WHAT YOU SHOULD DO>
Keep only those lines of the records that include the string "compliance".

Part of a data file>
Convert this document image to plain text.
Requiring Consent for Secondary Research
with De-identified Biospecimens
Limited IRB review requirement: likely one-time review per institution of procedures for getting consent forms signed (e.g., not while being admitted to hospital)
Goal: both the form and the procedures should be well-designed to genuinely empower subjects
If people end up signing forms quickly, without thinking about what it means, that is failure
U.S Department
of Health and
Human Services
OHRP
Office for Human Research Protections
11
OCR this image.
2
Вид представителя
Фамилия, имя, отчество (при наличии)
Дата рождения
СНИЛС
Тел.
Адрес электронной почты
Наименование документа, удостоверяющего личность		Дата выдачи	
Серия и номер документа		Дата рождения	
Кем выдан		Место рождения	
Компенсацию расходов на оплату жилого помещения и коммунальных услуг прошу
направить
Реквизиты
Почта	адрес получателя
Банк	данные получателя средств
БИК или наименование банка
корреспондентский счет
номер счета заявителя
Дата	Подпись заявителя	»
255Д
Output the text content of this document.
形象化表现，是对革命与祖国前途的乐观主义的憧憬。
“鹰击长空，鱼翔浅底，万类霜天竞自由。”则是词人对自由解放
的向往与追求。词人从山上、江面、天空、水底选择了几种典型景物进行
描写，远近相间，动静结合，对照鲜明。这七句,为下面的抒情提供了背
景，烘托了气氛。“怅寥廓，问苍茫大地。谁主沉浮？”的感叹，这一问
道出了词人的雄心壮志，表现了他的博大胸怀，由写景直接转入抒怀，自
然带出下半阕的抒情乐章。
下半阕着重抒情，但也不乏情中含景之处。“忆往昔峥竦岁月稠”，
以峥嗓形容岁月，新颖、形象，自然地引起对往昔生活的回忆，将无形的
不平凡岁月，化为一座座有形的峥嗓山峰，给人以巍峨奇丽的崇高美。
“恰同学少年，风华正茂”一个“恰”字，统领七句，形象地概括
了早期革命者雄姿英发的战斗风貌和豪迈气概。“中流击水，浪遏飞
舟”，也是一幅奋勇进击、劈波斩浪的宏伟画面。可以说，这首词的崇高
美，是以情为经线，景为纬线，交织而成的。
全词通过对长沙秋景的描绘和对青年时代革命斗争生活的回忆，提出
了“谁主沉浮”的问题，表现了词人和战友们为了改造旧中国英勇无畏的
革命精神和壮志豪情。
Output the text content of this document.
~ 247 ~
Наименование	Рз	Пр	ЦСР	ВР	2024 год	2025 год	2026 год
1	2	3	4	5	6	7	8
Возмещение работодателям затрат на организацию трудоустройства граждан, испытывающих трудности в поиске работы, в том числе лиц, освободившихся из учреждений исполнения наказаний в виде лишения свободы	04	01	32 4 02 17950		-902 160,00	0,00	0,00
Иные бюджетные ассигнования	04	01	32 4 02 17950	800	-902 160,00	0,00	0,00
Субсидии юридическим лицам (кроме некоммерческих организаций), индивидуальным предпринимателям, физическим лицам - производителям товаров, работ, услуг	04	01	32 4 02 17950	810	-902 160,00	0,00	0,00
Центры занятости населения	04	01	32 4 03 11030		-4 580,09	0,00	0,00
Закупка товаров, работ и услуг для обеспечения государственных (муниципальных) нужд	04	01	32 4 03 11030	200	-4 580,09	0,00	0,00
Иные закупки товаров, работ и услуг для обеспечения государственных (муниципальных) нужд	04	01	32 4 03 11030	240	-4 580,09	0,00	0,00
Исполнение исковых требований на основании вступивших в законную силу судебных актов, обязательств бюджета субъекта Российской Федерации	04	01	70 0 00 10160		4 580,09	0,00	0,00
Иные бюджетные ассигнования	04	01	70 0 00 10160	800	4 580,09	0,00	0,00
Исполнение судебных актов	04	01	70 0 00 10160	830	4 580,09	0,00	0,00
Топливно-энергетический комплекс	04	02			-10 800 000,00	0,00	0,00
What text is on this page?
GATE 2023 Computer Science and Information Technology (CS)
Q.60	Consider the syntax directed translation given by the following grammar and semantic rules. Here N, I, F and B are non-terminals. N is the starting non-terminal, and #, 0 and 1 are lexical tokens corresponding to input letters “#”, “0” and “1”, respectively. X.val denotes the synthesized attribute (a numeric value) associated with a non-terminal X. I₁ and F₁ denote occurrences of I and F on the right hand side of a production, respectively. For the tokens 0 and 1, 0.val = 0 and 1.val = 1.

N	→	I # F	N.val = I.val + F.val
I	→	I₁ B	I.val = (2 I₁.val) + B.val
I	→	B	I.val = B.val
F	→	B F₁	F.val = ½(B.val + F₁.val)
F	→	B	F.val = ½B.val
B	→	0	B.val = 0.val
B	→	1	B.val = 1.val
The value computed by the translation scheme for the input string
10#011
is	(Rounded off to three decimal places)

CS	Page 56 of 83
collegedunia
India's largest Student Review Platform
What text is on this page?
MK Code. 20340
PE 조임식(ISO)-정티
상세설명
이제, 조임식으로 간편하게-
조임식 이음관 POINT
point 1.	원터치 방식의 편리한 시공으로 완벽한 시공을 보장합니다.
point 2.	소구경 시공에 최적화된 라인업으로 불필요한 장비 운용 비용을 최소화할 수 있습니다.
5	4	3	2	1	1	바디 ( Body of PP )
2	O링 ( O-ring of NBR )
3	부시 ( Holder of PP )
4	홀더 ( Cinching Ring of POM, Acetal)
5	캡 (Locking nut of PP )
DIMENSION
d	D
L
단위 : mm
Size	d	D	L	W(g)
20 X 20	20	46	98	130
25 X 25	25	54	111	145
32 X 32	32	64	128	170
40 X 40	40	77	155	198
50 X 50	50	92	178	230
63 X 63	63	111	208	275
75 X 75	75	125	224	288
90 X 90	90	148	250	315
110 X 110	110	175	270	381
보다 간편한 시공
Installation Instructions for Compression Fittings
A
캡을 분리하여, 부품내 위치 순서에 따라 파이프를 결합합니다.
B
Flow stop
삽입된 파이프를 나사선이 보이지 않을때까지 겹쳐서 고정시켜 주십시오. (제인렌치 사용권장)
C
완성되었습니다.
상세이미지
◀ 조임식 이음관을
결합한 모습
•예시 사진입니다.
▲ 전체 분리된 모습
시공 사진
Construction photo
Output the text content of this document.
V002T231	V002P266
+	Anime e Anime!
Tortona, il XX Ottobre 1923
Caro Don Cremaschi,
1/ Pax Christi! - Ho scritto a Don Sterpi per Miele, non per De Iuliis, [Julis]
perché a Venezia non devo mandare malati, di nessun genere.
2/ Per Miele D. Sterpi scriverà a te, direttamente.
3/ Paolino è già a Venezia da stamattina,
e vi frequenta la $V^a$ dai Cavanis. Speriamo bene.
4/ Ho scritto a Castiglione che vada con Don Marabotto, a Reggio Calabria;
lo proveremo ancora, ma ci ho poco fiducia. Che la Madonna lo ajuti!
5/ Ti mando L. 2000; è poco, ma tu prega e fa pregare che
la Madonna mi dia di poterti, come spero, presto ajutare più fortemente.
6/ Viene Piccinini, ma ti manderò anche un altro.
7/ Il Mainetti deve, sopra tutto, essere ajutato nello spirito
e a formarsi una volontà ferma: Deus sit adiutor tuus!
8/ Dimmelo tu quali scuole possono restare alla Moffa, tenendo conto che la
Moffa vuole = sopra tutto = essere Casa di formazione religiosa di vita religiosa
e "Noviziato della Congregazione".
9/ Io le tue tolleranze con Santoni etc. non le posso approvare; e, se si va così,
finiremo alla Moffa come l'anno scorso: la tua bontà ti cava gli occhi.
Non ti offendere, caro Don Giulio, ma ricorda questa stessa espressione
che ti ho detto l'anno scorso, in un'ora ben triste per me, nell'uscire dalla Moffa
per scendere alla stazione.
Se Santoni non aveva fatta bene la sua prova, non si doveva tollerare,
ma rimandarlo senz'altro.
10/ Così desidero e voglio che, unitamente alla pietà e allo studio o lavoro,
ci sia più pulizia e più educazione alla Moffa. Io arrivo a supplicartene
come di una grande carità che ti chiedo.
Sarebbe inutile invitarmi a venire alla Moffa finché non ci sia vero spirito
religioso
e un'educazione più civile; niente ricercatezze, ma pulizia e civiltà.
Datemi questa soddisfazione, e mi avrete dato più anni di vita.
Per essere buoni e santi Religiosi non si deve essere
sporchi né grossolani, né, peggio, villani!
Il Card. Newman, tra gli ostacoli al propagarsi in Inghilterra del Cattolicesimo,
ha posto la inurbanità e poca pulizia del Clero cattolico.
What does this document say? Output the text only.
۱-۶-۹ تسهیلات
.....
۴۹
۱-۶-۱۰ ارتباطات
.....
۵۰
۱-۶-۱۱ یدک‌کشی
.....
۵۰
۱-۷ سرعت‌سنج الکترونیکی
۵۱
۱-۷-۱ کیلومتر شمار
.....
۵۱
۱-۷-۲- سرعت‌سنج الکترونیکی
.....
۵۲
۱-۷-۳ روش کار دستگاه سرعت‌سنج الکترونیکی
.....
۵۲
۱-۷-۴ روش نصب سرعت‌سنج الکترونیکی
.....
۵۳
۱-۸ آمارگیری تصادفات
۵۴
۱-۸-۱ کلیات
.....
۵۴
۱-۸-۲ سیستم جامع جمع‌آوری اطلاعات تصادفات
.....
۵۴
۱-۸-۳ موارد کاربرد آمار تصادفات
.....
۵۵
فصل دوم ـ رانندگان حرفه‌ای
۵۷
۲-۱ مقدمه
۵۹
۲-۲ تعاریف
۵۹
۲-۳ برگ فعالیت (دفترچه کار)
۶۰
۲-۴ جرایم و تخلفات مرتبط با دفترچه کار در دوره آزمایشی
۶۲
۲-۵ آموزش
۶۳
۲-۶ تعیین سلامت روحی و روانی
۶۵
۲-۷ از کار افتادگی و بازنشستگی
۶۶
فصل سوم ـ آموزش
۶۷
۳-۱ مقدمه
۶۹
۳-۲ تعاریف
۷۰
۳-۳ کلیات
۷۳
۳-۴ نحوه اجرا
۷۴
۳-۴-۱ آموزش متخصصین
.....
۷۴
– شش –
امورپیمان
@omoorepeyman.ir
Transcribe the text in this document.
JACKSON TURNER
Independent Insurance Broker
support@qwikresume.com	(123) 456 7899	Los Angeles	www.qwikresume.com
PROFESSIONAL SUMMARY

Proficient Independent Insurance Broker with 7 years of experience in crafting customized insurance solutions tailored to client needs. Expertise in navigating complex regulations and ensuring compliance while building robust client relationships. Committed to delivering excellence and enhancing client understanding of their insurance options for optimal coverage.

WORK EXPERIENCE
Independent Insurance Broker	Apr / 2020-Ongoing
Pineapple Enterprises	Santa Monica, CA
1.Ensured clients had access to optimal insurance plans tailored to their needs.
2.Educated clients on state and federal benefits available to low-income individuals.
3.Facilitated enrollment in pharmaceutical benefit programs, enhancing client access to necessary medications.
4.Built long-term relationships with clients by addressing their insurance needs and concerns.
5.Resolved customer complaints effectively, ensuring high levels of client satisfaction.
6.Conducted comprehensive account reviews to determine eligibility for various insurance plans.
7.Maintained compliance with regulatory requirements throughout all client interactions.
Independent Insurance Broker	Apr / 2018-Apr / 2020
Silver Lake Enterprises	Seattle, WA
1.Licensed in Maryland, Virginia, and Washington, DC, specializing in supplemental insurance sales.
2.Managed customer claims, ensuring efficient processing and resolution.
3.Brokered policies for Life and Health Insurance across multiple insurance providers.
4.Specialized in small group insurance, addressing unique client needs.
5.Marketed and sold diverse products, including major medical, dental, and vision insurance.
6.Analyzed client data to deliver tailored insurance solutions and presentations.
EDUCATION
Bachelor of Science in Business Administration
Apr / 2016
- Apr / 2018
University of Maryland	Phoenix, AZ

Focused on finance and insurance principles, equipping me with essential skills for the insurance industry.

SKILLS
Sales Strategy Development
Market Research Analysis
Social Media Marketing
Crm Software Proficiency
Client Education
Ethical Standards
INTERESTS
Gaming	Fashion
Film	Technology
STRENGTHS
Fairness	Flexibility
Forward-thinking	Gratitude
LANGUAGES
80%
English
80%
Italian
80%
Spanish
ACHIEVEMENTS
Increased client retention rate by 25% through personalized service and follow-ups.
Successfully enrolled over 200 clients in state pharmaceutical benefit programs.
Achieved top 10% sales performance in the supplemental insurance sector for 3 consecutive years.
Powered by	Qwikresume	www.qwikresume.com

COMPLETED TASK>
Proficient Independent Insurance Broker with 7 years of experience in crafting customized insurance solutions tailored to client needs. Expertise in navigating complex regulations and ensuring compliance while building robust client relationships. Committed to delivering excellence and enhancing client understanding of their insurance options for optimal coverage.
7.Maintained compliance with regulatory requirements throughout all client interactions.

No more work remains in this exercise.